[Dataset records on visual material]
*-*-*

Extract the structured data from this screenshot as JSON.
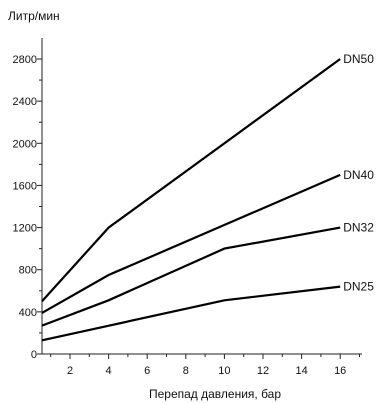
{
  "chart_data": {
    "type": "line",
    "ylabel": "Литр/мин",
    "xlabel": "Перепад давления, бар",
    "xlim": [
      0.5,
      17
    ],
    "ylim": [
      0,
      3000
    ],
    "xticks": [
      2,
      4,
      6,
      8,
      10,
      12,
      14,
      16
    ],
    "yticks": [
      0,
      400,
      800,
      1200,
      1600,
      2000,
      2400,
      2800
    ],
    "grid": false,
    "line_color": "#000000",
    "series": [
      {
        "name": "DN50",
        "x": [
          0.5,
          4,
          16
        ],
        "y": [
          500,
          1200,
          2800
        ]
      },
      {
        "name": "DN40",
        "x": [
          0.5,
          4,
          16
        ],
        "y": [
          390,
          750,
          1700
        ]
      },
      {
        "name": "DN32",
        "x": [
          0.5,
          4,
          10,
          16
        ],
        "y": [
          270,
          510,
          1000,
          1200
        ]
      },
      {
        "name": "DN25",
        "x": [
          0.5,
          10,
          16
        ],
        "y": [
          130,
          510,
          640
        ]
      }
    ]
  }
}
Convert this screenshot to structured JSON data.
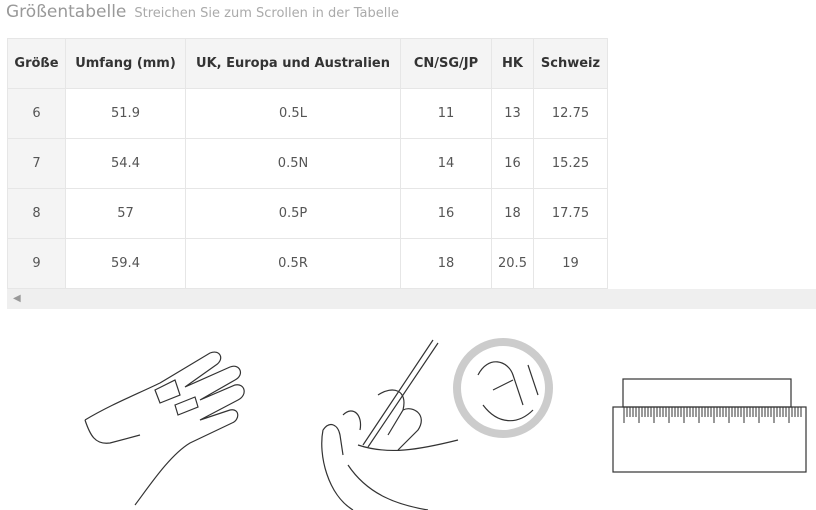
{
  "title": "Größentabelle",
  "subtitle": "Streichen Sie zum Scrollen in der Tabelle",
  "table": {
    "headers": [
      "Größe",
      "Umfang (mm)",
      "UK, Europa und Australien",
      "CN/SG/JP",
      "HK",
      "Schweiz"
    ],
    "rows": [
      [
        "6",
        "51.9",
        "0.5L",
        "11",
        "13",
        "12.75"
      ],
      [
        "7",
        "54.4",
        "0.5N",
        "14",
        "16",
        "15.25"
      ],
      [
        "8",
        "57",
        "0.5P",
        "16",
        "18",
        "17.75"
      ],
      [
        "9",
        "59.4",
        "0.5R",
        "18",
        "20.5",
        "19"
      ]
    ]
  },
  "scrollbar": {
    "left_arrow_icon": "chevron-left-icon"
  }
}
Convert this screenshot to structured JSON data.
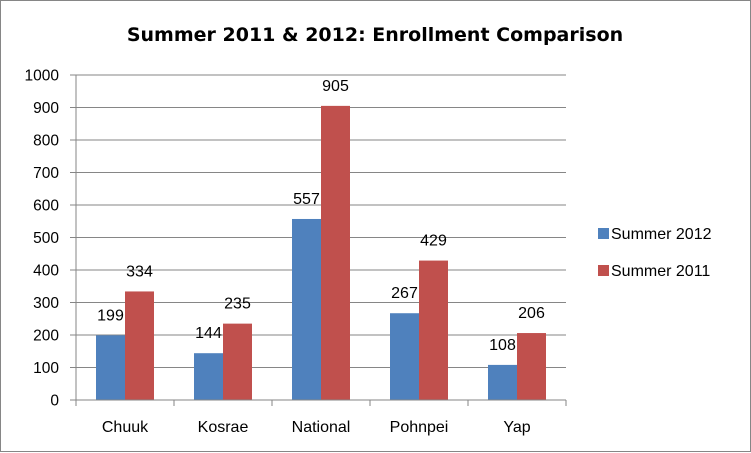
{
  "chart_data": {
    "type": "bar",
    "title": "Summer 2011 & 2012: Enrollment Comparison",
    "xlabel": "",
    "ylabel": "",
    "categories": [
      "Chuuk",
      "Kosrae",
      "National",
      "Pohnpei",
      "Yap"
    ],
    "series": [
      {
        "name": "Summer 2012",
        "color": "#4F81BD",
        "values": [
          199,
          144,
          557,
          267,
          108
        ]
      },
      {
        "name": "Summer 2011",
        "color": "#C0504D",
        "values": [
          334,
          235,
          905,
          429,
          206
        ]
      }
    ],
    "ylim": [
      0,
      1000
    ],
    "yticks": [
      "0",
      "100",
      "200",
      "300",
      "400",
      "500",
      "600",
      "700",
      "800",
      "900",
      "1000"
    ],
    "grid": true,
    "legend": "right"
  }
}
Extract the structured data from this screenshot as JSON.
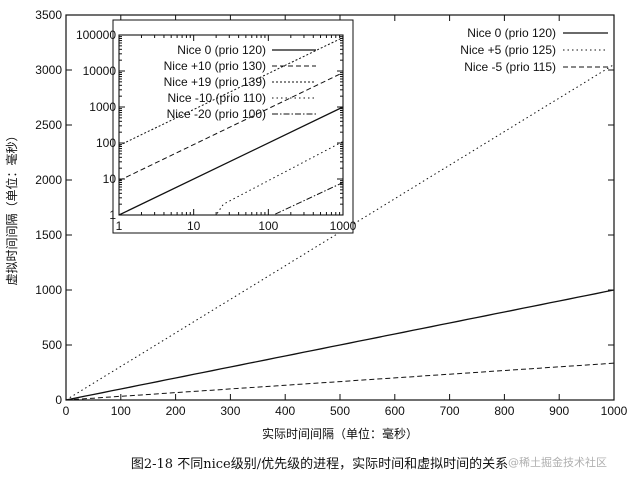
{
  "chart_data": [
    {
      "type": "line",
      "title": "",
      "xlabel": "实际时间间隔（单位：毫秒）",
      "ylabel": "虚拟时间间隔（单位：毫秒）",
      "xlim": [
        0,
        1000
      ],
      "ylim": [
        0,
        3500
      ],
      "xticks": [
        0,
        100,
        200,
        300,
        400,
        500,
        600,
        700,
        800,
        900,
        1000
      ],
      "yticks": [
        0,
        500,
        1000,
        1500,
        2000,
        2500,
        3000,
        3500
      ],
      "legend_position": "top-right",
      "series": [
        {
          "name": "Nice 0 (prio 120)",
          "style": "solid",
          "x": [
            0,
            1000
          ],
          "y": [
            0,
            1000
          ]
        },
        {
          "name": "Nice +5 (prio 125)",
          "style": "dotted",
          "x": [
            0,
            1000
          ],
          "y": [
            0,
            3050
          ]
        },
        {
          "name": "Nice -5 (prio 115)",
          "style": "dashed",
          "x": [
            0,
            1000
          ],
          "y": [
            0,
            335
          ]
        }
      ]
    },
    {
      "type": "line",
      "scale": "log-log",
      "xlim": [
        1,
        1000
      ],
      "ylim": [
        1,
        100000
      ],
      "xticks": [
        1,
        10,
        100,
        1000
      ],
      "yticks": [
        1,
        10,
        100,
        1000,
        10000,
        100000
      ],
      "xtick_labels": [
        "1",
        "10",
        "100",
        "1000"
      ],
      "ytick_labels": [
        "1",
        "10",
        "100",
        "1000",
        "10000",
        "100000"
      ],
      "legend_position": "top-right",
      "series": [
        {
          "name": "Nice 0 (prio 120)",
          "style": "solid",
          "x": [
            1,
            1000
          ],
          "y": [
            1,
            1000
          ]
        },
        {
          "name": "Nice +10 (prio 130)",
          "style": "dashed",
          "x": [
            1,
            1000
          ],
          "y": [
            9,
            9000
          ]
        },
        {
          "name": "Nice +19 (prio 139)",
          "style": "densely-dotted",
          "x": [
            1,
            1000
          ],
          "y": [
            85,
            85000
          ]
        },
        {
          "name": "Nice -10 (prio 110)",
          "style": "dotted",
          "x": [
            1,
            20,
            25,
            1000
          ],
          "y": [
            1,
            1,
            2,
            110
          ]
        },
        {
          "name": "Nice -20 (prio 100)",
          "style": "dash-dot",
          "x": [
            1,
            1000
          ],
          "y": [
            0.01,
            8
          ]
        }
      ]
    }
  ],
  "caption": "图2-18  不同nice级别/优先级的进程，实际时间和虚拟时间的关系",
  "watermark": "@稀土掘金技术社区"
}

*-*-*

Task instructions: Each line holding "type" must be found and copied.

Completed task:
    "type": "line",
    "type": "bar",
      "type": "line",
      "type": "line",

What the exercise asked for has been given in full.